Begin ENTRIES SHOWN

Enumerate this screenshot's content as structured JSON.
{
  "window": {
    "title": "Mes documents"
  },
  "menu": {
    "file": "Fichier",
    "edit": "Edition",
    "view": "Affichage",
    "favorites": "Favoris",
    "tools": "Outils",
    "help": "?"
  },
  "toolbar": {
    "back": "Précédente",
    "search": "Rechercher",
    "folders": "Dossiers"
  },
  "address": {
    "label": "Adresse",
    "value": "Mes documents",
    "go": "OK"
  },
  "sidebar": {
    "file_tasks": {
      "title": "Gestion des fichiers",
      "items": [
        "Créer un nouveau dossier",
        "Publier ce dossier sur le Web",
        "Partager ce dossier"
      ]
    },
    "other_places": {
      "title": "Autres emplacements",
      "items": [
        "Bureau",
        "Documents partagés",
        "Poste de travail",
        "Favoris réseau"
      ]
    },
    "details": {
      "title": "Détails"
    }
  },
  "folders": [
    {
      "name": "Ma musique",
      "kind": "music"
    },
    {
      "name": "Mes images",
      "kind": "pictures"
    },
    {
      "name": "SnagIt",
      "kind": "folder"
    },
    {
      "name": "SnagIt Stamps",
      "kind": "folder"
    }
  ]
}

End ENTRIES SHOWN
Begin ENTRIES SHOWN

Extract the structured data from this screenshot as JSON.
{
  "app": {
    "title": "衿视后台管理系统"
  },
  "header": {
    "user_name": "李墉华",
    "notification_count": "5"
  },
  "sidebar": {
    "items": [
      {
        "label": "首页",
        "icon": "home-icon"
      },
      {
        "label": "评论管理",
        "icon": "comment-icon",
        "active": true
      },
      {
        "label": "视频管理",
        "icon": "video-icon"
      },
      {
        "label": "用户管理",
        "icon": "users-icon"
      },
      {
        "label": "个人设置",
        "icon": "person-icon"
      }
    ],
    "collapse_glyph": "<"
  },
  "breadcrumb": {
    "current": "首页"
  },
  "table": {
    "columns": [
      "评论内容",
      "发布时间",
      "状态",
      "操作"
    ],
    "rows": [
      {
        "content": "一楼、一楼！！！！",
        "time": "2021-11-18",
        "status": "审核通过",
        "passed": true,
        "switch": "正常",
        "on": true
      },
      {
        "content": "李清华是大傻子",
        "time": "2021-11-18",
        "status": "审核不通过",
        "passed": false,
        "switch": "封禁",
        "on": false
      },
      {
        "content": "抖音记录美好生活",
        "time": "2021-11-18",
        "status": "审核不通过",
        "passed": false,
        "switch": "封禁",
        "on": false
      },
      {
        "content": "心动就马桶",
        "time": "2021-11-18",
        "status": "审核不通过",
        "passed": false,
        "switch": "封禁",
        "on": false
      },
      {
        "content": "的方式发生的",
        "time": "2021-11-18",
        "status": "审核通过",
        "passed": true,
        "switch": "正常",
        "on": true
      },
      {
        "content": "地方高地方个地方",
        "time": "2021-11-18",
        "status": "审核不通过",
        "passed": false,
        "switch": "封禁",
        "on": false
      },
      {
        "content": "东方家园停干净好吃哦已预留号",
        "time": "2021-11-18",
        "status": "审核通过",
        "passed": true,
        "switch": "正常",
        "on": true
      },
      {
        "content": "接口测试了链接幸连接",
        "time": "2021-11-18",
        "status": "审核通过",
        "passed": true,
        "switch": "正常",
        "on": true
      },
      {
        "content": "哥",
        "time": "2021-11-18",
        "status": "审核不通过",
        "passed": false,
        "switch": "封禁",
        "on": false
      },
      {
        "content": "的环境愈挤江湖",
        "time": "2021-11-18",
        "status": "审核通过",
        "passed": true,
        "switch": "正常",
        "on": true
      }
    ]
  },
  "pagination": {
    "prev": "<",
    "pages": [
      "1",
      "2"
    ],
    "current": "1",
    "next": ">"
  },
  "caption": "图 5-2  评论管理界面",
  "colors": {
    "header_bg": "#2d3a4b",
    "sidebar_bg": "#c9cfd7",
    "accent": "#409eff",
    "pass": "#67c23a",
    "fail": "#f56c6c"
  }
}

End ENTRIES SHOWN
Begin ENTRIES SHOWN

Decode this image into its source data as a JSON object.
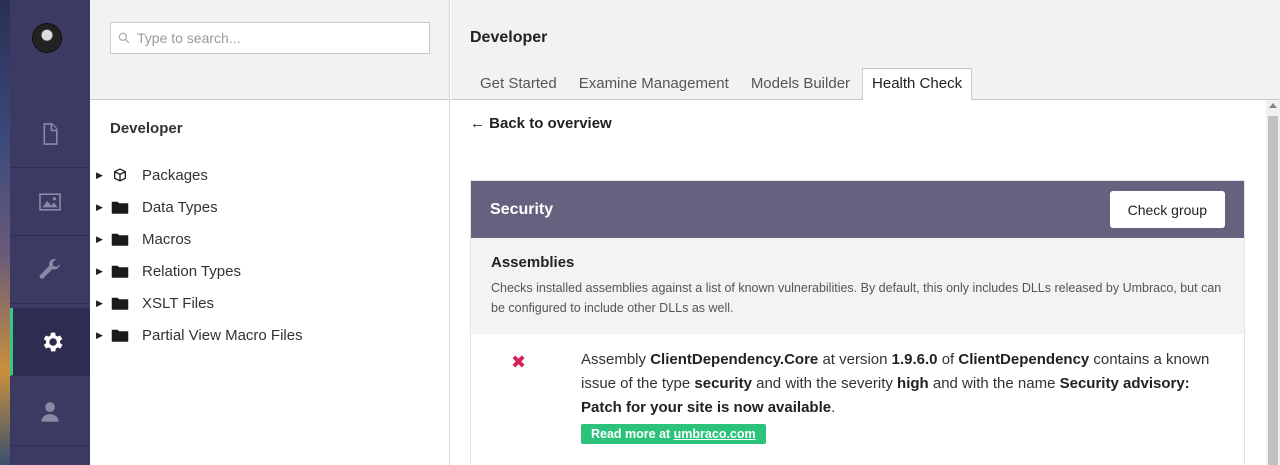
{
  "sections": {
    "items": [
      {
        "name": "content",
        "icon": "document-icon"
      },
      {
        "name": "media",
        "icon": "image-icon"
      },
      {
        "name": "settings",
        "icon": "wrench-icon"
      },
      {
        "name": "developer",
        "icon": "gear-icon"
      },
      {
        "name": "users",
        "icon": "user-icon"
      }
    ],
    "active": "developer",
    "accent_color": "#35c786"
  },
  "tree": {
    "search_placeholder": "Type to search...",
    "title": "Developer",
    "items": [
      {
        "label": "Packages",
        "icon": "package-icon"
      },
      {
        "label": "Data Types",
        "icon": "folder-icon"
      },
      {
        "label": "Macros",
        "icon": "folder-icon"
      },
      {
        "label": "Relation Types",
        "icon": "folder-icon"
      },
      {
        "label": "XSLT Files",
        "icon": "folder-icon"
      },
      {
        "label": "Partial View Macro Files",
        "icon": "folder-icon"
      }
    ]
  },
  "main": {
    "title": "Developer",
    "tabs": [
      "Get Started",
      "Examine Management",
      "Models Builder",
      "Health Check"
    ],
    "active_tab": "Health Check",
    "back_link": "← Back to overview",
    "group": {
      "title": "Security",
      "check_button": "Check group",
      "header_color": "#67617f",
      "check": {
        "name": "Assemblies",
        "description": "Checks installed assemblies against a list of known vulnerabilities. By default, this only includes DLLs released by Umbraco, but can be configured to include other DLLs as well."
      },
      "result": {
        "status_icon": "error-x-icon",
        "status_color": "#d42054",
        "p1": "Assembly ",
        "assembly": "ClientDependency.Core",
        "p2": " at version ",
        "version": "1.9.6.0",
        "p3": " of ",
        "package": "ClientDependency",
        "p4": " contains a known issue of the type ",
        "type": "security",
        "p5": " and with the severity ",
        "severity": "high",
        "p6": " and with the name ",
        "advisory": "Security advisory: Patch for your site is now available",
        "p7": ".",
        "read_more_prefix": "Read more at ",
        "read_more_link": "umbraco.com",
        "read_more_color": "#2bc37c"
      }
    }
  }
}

End ENTRIES SHOWN

- [REQUIRED WORK]
Which lines hold the string "severity"? Copy all of them from the data above.

- [EXPECTED ANSWER]
        "p5": " and with the severity ",
        "severity": "high",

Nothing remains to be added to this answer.